| DATA PROVIDED |
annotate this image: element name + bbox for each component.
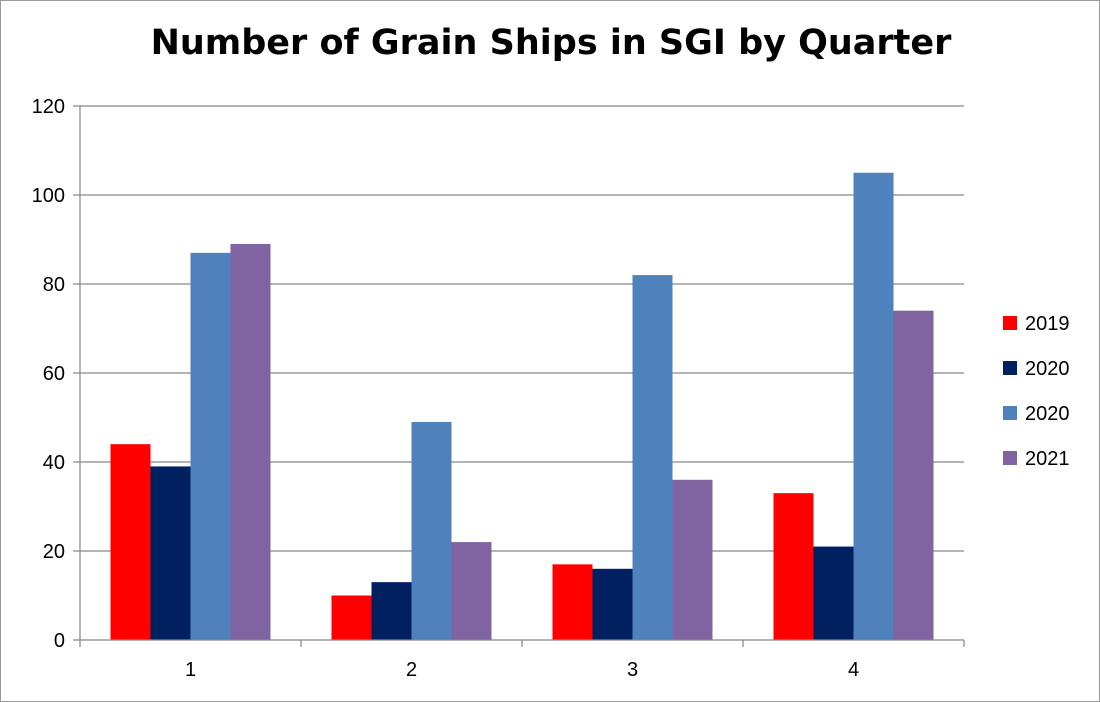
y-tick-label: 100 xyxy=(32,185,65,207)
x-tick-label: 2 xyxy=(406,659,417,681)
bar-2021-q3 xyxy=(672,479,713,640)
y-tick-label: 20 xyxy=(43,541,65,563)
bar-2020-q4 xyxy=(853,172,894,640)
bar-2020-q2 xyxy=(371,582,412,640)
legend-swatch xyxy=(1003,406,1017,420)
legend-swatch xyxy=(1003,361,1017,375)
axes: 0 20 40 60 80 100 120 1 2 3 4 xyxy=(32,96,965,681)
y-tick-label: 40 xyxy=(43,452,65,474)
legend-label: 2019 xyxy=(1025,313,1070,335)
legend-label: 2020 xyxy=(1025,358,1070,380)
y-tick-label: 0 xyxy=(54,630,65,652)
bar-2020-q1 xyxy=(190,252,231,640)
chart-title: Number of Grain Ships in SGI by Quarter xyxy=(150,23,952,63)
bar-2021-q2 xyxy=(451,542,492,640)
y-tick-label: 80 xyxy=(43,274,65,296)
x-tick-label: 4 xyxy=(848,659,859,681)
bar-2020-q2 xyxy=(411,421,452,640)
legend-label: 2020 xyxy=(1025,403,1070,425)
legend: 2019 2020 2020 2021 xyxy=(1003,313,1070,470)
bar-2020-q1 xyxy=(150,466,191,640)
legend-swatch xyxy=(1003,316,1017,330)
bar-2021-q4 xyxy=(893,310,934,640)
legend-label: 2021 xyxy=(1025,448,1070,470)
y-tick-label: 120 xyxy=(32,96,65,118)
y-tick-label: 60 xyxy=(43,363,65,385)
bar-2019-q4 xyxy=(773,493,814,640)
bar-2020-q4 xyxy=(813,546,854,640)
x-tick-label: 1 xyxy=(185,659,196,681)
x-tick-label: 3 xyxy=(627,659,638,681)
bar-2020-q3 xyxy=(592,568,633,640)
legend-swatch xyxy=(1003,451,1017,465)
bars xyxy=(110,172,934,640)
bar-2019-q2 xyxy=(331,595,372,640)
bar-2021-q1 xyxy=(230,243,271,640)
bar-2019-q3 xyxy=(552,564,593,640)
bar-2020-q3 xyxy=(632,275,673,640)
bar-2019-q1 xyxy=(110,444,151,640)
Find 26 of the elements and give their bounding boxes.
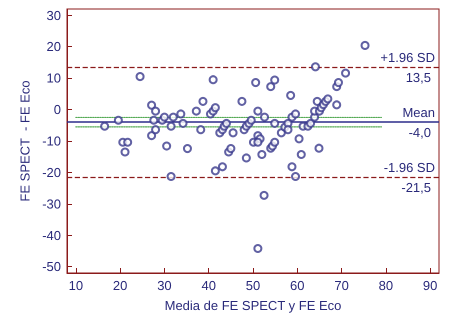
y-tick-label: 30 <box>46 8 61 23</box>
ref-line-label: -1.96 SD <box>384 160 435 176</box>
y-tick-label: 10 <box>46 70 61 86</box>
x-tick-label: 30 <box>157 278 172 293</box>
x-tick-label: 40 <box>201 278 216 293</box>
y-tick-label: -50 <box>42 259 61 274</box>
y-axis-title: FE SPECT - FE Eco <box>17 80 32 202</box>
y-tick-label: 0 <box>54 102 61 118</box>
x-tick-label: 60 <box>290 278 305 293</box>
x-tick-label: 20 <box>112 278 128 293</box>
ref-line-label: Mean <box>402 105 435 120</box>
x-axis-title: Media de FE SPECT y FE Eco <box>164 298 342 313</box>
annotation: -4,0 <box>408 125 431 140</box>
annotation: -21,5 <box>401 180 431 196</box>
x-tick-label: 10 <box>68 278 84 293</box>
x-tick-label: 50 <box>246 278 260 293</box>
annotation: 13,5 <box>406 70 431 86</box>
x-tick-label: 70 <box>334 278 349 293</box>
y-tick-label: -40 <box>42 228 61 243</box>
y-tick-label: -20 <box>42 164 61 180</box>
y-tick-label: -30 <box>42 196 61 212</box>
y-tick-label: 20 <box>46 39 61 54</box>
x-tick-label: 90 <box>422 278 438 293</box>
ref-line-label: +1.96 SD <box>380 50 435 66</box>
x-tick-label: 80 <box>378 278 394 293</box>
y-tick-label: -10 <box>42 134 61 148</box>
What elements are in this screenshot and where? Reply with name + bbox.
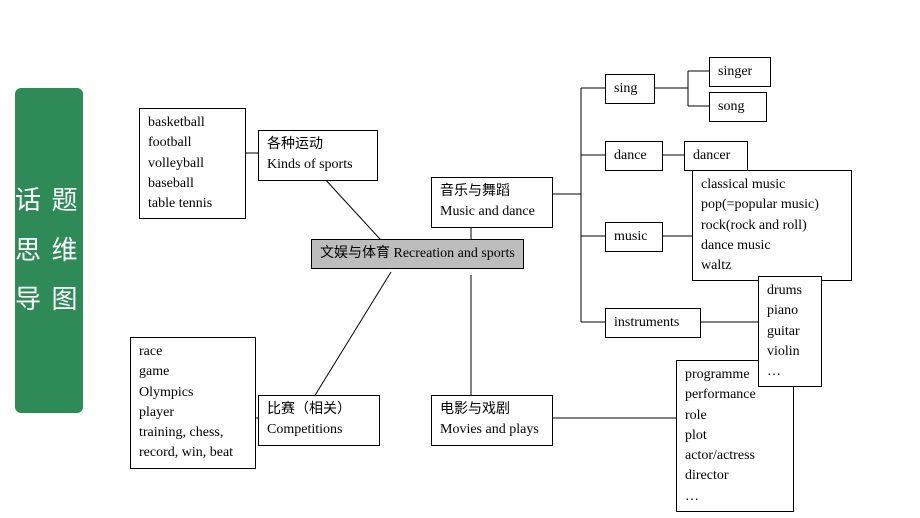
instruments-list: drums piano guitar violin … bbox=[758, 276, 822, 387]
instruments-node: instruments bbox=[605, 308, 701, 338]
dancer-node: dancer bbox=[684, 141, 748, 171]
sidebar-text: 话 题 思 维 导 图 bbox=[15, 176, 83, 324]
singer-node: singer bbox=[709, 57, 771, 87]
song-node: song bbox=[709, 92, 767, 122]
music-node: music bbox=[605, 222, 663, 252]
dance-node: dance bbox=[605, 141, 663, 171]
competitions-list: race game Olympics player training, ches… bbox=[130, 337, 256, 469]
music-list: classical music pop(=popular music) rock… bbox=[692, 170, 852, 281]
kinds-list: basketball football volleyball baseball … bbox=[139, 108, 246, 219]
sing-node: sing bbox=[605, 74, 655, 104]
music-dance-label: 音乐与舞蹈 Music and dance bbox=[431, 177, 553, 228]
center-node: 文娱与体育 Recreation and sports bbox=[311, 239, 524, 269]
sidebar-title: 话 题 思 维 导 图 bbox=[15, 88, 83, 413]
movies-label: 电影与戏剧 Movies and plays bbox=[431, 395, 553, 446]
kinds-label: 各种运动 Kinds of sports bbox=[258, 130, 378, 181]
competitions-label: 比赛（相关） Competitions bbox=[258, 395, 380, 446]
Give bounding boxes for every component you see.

* * *

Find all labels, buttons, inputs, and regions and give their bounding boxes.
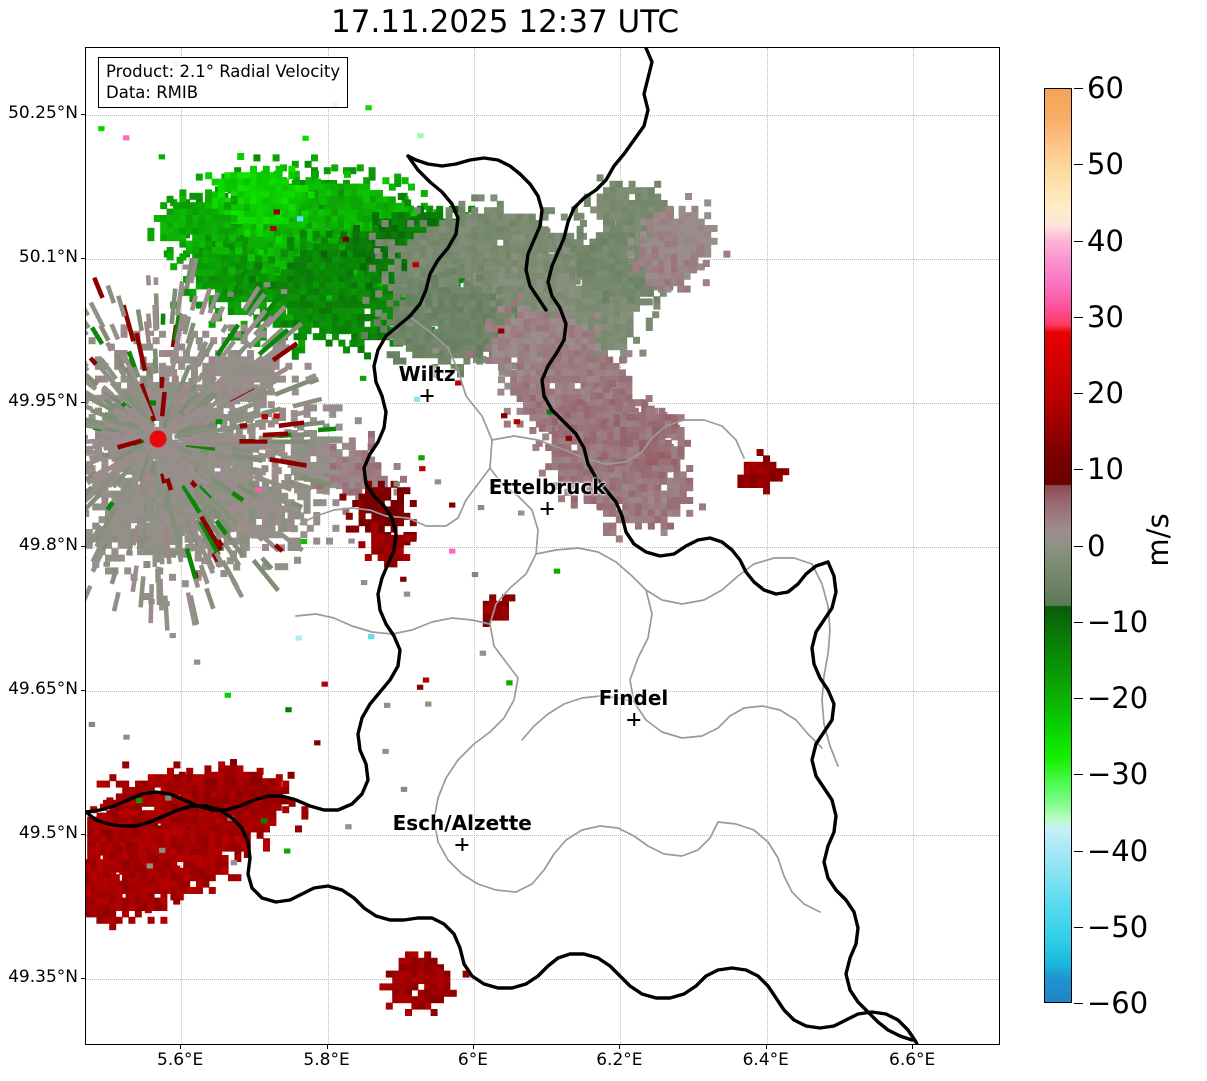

| AIM |
Quote the items word for word, starting with the line that contains "Find 26 of the" and going on through the line that contains "y-tick-label: -40 <box>42 228 61 243</box>", both ends included. Leave the pictures out of your answer.

| EXERCISE RESPONSE |
Find 26 of the elements and give their bounding boxes.
y-tick-label: 30 <box>46 8 61 23</box>
ref-line-label: -1.96 SD <box>384 160 435 176</box>
y-tick-label: 10 <box>46 70 61 86</box>
x-tick-label: 30 <box>157 278 172 293</box>
x-tick-label: 40 <box>201 278 216 293</box>
y-tick-label: -50 <box>42 259 61 274</box>
y-axis-title: FE SPECT - FE Eco <box>17 80 32 202</box>
y-tick-label: 0 <box>54 102 61 118</box>
x-tick-label: 60 <box>290 278 305 293</box>
x-tick-label: 20 <box>112 278 128 293</box>
ref-line-label: Mean <box>402 105 435 120</box>
x-axis-title: Media de FE SPECT y FE Eco <box>164 298 342 313</box>
annotation: -4,0 <box>408 125 431 140</box>
annotation: -21,5 <box>401 180 431 196</box>
x-tick-label: 10 <box>68 278 84 293</box>
x-tick-label: 50 <box>246 278 260 293</box>
annotation: 13,5 <box>406 70 431 86</box>
x-tick-label: 70 <box>334 278 349 293</box>
y-tick-label: -40 <box>42 228 61 243</box>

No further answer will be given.